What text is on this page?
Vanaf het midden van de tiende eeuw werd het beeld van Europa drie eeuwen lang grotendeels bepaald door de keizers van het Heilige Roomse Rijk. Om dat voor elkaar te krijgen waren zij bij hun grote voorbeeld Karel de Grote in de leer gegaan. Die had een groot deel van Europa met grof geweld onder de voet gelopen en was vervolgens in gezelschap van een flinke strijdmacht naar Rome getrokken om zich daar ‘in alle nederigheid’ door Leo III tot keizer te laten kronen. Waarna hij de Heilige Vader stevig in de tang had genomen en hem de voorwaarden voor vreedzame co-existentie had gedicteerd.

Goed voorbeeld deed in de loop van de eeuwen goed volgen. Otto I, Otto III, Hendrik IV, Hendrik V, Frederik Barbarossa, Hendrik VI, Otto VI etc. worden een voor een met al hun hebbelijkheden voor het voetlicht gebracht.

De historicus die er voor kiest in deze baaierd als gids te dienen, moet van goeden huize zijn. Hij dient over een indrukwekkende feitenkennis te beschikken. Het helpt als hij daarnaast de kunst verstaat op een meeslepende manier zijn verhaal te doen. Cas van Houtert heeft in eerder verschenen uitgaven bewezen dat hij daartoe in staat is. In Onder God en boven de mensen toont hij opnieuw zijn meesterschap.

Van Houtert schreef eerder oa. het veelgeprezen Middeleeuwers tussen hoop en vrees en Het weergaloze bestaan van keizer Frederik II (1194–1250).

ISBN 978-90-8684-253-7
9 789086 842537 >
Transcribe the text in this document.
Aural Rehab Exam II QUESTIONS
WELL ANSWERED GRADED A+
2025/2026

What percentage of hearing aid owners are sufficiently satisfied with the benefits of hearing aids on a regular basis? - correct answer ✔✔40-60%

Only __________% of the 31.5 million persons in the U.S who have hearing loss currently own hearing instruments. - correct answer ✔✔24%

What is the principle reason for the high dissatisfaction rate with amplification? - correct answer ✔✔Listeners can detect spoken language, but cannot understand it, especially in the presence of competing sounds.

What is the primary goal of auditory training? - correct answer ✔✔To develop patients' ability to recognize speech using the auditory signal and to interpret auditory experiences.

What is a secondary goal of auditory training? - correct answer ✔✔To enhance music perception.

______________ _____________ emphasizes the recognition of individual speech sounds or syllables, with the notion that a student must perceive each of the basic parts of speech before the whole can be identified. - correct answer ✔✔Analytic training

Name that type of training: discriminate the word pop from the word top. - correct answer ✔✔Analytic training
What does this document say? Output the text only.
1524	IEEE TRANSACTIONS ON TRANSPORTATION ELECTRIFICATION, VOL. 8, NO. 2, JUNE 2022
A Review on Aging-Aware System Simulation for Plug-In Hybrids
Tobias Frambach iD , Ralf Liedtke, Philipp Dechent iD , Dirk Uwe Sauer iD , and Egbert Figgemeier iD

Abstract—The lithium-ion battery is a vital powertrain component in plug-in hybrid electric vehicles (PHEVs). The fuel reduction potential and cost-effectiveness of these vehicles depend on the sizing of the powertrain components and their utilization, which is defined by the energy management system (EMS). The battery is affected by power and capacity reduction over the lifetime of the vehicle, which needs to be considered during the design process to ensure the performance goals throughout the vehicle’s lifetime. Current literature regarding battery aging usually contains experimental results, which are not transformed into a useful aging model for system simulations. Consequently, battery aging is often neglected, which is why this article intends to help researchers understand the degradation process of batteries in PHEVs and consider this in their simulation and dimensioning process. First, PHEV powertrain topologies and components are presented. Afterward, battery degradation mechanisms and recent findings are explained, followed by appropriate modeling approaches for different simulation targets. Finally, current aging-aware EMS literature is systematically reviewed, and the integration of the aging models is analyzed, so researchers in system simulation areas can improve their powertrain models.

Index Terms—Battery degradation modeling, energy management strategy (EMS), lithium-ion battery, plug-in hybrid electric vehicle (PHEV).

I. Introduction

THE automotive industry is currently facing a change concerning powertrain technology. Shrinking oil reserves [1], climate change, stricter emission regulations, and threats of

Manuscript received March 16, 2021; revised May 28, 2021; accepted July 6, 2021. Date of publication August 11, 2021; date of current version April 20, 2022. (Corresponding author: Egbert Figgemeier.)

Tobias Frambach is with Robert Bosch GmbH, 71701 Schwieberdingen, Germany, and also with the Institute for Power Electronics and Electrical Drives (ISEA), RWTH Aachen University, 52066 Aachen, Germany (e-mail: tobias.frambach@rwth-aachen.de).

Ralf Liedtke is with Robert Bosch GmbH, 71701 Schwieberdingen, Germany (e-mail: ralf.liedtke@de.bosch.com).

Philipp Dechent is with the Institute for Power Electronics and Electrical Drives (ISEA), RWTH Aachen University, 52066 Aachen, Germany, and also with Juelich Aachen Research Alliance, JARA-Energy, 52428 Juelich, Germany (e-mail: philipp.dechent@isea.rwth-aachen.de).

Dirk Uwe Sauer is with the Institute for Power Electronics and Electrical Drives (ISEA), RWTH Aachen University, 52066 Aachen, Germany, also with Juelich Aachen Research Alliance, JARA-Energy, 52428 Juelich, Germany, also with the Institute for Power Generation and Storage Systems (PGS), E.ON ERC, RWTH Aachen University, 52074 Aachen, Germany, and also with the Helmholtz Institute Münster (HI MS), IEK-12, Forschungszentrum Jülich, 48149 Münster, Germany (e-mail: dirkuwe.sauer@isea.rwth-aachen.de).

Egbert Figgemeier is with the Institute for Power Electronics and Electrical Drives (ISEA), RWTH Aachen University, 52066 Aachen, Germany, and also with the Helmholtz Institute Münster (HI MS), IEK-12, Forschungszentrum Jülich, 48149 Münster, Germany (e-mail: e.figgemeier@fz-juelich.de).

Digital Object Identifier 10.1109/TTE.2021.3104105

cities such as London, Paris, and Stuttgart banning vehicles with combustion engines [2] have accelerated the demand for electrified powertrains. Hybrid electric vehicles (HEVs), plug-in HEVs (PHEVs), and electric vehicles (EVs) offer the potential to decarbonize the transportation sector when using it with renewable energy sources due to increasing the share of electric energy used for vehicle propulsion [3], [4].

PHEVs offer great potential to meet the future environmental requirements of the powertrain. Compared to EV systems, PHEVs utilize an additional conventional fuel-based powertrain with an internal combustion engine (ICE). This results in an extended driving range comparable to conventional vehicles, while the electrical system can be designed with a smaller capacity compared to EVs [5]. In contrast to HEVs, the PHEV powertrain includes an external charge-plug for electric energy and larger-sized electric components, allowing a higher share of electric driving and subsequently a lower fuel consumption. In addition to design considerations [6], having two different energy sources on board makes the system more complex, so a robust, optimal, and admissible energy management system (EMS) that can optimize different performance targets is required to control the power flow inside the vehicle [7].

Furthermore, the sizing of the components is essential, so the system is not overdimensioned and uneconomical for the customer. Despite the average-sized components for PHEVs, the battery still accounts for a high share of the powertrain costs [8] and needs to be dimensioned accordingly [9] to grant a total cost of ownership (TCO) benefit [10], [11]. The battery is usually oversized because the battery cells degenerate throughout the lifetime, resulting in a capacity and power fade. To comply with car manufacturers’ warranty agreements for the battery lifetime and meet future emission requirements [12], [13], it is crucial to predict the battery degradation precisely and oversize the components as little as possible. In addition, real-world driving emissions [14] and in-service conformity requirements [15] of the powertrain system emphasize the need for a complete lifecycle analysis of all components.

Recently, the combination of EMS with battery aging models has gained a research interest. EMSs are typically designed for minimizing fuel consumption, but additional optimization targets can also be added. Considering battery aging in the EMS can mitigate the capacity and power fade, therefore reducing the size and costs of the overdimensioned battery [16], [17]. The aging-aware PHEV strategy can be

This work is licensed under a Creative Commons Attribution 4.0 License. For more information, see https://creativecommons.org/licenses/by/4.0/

★ ★ ★

# WHAT YOU NEED TO DO
Please reproduce all of the material exactly.

# SOLUTION TO THIS PROBLEM
What text is on this page?
Vanaf het midden van de tiende eeuw werd het beeld van Europa drie eeuwen lang grotendeels bepaald door de keizers van het Heilige Roomse Rijk. Om dat voor elkaar te krijgen waren zij bij hun grote voorbeeld Karel de Grote in de leer gegaan. Die had een groot deel van Europa met grof geweld onder de voet gelopen en was vervolgens in gezelschap van een flinke strijdmacht naar Rome getrokken om zich daar ‘in alle nederigheid’ door Leo III tot keizer te laten kronen. Waarna hij de Heilige Vader stevig in de tang had genomen en hem de voorwaarden voor vreedzame co-existentie had gedicteerd.

Goed voorbeeld deed in de loop van de eeuwen goed volgen. Otto I, Otto III, Hendrik IV, Hendrik V, Frederik Barbarossa, Hendrik VI, Otto VI etc. worden een voor een met al hun hebbelijkheden voor het voetlicht gebracht.

De historicus die er voor kiest in deze baaierd als gids te dienen, moet van goeden huize zijn. Hij dient over een indrukwekkende feitenkennis te beschikken. Het helpt als hij daarnaast de kunst verstaat op een meeslepende manier zijn verhaal te doen. Cas van Houtert heeft in eerder verschenen uitgaven bewezen dat hij daartoe in staat is. In Onder God en boven de mensen toont hij opnieuw zijn meesterschap.

Van Houtert schreef eerder oa. het veelgeprezen Middeleeuwers tussen hoop en vrees en Het weergaloze bestaan van keizer Frederik II (1194–1250).

ISBN 978-90-8684-253-7
9 789086 842537 >
Transcribe the text in this document.
Aural Rehab Exam II QUESTIONS
WELL ANSWERED GRADED A+
2025/2026

What percentage of hearing aid owners are sufficiently satisfied with the benefits of hearing aids on a regular basis? - correct answer ✔✔40-60%

Only __________% of the 31.5 million persons in the U.S who have hearing loss currently own hearing instruments. - correct answer ✔✔24%

What is the principle reason for the high dissatisfaction rate with amplification? - correct answer ✔✔Listeners can detect spoken language, but cannot understand it, especially in the presence of competing sounds.

What is the primary goal of auditory training? - correct answer ✔✔To develop patients' ability to recognize speech using the auditory signal and to interpret auditory experiences.

What is a secondary goal of auditory training? - correct answer ✔✔To enhance music perception.

______________ _____________ emphasizes the recognition of individual speech sounds or syllables, with the notion that a student must perceive each of the basic parts of speech before the whole can be identified. - correct answer ✔✔Analytic training

Name that type of training: discriminate the word pop from the word top. - correct answer ✔✔Analytic training
What does this document say? Output the text only.
1524	IEEE TRANSACTIONS ON TRANSPORTATION ELECTRIFICATION, VOL. 8, NO. 2, JUNE 2022
A Review on Aging-Aware System Simulation for Plug-In Hybrids
Tobias Frambach iD , Ralf Liedtke, Philipp Dechent iD , Dirk Uwe Sauer iD , and Egbert Figgemeier iD

Abstract—The lithium-ion battery is a vital powertrain component in plug-in hybrid electric vehicles (PHEVs). The fuel reduction potential and cost-effectiveness of these vehicles depend on the sizing of the powertrain components and their utilization, which is defined by the energy management system (EMS). The battery is affected by power and capacity reduction over the lifetime of the vehicle, which needs to be considered during the design process to ensure the performance goals throughout the vehicle’s lifetime. Current literature regarding battery aging usually contains experimental results, which are not transformed into a useful aging model for system simulations. Consequently, battery aging is often neglected, which is why this article intends to help researchers understand the degradation process of batteries in PHEVs and consider this in their simulation and dimensioning process. First, PHEV powertrain topologies and components are presented. Afterward, battery degradation mechanisms and recent findings are explained, followed by appropriate modeling approaches for different simulation targets. Finally, current aging-aware EMS literature is systematically reviewed, and the integration of the aging models is analyzed, so researchers in system simulation areas can improve their powertrain models.

Index Terms—Battery degradation modeling, energy management strategy (EMS), lithium-ion battery, plug-in hybrid electric vehicle (PHEV).

I. Introduction

THE automotive industry is currently facing a change concerning powertrain technology. Shrinking oil reserves [1], climate change, stricter emission regulations, and threats of

Manuscript received March 16, 2021; revised May 28, 2021; accepted July 6, 2021. Date of publication August 11, 2021; date of current version April 20, 2022. (Corresponding author: Egbert Figgemeier.)

Tobias Frambach is with Robert Bosch GmbH, 71701 Schwieberdingen, Germany, and also with the Institute for Power Electronics and Electrical Drives (ISEA), RWTH Aachen University, 52066 Aachen, Germany (e-mail: tobias.frambach@rwth-aachen.de).

Ralf Liedtke is with Robert Bosch GmbH, 71701 Schwieberdingen, Germany (e-mail: ralf.liedtke@de.bosch.com).

Philipp Dechent is with the Institute for Power Electronics and Electrical Drives (ISEA), RWTH Aachen University, 52066 Aachen, Germany, and also with Juelich Aachen Research Alliance, JARA-Energy, 52428 Juelich, Germany (e-mail: philipp.dechent@isea.rwth-aachen.de).

Dirk Uwe Sauer is with the Institute for Power Electronics and Electrical Drives (ISEA), RWTH Aachen University, 52066 Aachen, Germany, also with Juelich Aachen Research Alliance, JARA-Energy, 52428 Juelich, Germany, also with the Institute for Power Generation and Storage Systems (PGS), E.ON ERC, RWTH Aachen University, 52074 Aachen, Germany, and also with the Helmholtz Institute Münster (HI MS), IEK-12, Forschungszentrum Jülich, 48149 Münster, Germany (e-mail: dirkuwe.sauer@isea.rwth-aachen.de).

Egbert Figgemeier is with the Institute for Power Electronics and Electrical Drives (ISEA), RWTH Aachen University, 52066 Aachen, Germany, and also with the Helmholtz Institute Münster (HI MS), IEK-12, Forschungszentrum Jülich, 48149 Münster, Germany (e-mail: e.figgemeier@fz-juelich.de).

Digital Object Identifier 10.1109/TTE.2021.3104105

cities such as London, Paris, and Stuttgart banning vehicles with combustion engines [2] have accelerated the demand for electrified powertrains. Hybrid electric vehicles (HEVs), plug-in HEVs (PHEVs), and electric vehicles (EVs) offer the potential to decarbonize the transportation sector when using it with renewable energy sources due to increasing the share of electric energy used for vehicle propulsion [3], [4].

PHEVs offer great potential to meet the future environmental requirements of the powertrain. Compared to EV systems, PHEVs utilize an additional conventional fuel-based powertrain with an internal combustion engine (ICE). This results in an extended driving range comparable to conventional vehicles, while the electrical system can be designed with a smaller capacity compared to EVs [5]. In contrast to HEVs, the PHEV powertrain includes an external charge-plug for electric energy and larger-sized electric components, allowing a higher share of electric driving and subsequently a lower fuel consumption. In addition to design considerations [6], having two different energy sources on board makes the system more complex, so a robust, optimal, and admissible energy management system (EMS) that can optimize different performance targets is required to control the power flow inside the vehicle [7].

Furthermore, the sizing of the components is essential, so the system is not overdimensioned and uneconomical for the customer. Despite the average-sized components for PHEVs, the battery still accounts for a high share of the powertrain costs [8] and needs to be dimensioned accordingly [9] to grant a total cost of ownership (TCO) benefit [10], [11]. The battery is usually oversized because the battery cells degenerate throughout the lifetime, resulting in a capacity and power fade. To comply with car manufacturers’ warranty agreements for the battery lifetime and meet future emission requirements [12], [13], it is crucial to predict the battery degradation precisely and oversize the components as little as possible. In addition, real-world driving emissions [14] and in-service conformity requirements [15] of the powertrain system emphasize the need for a complete lifecycle analysis of all components.

Recently, the combination of EMS with battery aging models has gained a research interest. EMSs are typically designed for minimizing fuel consumption, but additional optimization targets can also be added. Considering battery aging in the EMS can mitigate the capacity and power fade, therefore reducing the size and costs of the overdimensioned battery [16], [17]. The aging-aware PHEV strategy can be

This work is licensed under a Creative Commons Attribution 4.0 License. For more information, see https://creativecommons.org/licenses/by/4.0/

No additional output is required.